=== Short problem ===
Find all lines in the listing that include the word "bidetarmatur", then copy them.

Data listing:
========

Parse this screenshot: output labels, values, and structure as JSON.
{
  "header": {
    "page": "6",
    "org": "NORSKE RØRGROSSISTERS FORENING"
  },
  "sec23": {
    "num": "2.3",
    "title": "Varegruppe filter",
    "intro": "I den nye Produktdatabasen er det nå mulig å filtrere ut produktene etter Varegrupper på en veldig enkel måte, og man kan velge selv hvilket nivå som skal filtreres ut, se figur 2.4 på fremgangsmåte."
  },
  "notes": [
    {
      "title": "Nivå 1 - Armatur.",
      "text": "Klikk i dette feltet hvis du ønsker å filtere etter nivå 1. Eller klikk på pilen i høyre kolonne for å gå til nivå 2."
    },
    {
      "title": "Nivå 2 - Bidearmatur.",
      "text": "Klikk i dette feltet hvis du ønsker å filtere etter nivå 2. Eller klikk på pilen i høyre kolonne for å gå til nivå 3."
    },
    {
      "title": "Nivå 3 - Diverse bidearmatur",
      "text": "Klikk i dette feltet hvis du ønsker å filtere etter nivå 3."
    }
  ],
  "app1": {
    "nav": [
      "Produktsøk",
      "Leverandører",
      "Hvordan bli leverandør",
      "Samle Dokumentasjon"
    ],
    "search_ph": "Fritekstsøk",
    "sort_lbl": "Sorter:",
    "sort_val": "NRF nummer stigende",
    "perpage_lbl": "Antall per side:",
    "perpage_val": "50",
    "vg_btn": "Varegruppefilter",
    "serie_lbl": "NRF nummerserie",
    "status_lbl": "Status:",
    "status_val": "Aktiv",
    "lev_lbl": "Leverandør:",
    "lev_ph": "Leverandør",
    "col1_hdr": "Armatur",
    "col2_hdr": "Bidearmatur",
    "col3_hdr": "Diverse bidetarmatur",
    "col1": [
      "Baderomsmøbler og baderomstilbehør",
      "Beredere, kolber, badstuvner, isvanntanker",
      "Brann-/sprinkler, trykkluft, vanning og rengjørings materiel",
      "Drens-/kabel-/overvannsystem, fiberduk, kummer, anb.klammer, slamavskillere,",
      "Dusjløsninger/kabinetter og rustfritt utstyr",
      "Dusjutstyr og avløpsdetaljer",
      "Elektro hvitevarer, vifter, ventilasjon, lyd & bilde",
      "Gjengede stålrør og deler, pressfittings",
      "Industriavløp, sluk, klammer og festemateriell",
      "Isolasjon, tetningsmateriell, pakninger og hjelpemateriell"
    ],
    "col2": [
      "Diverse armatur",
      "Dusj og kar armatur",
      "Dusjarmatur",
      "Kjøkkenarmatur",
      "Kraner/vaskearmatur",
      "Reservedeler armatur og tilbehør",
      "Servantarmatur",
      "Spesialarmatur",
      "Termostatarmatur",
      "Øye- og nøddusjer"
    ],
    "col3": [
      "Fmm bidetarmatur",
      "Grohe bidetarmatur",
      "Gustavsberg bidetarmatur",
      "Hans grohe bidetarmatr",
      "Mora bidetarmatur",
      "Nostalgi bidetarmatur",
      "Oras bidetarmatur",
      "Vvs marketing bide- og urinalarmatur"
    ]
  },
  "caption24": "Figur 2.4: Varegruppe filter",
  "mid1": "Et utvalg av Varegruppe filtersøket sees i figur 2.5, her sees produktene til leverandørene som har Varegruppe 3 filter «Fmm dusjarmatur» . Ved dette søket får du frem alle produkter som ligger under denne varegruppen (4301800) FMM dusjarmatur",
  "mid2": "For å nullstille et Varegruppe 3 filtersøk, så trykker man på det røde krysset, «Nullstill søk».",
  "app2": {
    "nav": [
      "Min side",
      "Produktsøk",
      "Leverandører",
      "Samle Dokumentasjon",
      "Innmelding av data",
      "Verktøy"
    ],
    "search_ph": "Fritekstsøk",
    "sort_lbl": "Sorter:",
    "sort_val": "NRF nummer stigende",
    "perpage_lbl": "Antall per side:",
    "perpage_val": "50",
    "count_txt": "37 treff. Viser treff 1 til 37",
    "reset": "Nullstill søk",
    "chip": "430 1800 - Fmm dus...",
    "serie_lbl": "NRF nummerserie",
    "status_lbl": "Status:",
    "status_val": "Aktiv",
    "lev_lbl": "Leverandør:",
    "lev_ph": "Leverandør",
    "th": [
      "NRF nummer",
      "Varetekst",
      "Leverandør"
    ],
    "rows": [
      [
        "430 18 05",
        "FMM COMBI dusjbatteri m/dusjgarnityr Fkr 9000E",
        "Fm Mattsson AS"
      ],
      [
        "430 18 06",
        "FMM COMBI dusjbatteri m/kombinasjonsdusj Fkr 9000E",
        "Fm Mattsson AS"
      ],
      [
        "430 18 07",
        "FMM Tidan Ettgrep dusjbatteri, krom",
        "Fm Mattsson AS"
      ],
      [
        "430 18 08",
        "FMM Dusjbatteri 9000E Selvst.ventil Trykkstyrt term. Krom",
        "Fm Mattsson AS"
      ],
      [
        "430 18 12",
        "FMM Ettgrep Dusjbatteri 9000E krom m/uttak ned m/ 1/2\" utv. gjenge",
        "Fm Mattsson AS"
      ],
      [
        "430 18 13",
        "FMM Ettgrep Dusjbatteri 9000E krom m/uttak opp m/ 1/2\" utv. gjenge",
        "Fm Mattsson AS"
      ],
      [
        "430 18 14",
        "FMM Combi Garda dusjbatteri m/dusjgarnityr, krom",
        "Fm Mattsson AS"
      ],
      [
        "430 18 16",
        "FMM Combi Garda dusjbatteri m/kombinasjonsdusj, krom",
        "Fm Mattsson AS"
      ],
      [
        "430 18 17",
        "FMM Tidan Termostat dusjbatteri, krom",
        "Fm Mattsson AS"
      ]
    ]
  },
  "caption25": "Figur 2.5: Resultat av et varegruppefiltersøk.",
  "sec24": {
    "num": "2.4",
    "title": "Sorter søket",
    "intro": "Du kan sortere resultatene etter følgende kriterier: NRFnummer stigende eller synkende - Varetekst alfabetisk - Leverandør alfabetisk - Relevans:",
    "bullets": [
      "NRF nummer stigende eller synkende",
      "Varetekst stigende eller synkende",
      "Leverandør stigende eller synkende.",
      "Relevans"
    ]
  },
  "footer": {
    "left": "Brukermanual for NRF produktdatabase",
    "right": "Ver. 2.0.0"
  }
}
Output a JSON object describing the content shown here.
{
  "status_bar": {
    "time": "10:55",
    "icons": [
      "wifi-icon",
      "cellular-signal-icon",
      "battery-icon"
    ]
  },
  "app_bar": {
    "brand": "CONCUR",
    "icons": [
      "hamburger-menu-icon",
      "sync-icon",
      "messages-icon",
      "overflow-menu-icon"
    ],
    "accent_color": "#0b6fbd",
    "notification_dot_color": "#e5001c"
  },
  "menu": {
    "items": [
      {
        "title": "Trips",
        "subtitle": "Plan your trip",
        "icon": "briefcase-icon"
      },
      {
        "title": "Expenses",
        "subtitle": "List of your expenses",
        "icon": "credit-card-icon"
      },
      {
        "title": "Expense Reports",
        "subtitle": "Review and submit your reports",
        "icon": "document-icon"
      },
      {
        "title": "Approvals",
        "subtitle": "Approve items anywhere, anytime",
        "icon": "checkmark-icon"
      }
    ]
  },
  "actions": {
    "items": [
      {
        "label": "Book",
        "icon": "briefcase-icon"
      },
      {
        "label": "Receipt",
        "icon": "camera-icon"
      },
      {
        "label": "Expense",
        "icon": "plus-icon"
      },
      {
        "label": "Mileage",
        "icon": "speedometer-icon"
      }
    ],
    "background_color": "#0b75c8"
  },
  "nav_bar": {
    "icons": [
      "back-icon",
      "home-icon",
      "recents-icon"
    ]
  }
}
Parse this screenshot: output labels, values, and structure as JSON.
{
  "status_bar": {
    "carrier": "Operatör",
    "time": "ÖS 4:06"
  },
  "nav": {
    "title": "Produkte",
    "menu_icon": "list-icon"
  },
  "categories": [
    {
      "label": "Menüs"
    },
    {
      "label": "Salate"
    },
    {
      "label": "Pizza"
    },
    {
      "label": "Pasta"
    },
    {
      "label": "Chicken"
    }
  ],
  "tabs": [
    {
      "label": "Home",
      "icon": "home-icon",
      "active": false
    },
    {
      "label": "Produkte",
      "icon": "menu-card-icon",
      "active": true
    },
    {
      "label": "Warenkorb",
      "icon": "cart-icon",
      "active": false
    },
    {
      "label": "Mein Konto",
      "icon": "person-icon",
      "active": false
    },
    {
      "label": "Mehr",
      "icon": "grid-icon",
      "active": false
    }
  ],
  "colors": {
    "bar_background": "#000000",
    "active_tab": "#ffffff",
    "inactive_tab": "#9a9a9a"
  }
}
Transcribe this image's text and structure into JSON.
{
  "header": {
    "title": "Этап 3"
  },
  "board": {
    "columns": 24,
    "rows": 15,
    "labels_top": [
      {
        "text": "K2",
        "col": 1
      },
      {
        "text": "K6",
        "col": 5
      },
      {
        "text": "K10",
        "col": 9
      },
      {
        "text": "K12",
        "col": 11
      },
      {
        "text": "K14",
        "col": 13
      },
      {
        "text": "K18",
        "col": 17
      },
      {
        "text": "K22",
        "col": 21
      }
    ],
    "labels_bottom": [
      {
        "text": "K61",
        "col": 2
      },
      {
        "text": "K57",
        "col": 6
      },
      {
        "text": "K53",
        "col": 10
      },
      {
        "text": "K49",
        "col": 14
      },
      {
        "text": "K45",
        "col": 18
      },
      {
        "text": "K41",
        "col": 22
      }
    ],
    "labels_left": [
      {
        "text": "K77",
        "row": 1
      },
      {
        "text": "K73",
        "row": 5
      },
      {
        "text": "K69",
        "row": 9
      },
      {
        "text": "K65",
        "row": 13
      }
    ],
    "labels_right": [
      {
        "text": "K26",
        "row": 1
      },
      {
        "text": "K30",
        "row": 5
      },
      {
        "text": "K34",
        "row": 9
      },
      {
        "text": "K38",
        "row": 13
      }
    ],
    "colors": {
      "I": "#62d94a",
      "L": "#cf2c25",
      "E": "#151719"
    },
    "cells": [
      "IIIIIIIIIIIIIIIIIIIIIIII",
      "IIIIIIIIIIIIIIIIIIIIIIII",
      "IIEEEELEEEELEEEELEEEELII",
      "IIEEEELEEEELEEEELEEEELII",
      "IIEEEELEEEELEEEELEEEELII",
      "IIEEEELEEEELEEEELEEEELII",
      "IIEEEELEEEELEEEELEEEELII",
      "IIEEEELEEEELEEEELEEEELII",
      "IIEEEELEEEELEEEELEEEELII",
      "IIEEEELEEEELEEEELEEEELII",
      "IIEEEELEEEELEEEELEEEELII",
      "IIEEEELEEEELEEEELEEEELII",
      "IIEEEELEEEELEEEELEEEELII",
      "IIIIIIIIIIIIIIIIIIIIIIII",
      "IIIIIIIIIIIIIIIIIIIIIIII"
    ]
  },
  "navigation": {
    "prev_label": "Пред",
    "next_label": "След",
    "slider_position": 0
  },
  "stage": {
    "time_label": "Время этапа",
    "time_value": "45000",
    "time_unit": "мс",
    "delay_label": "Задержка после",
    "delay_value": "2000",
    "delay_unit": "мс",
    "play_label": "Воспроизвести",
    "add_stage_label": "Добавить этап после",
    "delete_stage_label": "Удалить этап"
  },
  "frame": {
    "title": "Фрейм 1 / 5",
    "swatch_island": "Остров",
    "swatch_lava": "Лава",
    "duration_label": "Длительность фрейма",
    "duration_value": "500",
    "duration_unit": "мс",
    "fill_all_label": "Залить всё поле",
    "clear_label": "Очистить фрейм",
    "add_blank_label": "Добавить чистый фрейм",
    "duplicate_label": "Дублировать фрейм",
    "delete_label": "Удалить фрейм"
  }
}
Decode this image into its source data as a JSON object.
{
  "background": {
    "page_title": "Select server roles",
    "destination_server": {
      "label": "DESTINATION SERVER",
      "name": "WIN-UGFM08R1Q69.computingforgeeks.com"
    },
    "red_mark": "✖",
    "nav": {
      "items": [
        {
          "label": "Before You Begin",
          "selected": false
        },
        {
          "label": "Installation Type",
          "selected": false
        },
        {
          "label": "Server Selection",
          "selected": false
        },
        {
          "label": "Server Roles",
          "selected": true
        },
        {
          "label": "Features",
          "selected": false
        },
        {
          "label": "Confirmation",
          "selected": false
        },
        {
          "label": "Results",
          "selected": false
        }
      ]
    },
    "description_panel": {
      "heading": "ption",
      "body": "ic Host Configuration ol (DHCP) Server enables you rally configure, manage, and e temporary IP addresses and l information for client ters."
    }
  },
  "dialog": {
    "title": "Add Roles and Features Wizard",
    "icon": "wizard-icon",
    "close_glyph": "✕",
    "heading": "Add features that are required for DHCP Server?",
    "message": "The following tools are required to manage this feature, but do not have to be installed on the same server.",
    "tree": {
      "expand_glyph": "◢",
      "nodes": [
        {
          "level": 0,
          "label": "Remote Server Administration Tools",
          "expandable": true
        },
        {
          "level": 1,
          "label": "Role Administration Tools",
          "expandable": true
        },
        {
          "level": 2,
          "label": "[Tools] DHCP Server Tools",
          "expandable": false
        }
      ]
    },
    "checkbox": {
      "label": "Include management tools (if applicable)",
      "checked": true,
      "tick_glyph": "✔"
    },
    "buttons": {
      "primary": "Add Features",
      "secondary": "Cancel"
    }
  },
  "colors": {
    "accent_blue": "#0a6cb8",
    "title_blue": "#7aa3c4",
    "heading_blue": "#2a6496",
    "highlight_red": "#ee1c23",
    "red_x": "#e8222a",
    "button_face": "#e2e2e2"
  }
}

========

=== Result of the task ===
    "col3_hdr": "Diverse bidetarmatur",
      "Fmm bidetarmatur",
      "Grohe bidetarmatur",
      "Gustavsberg bidetarmatur",
      "Mora bidetarmatur",
      "Nostalgi bidetarmatur",
      "Oras bidetarmatur",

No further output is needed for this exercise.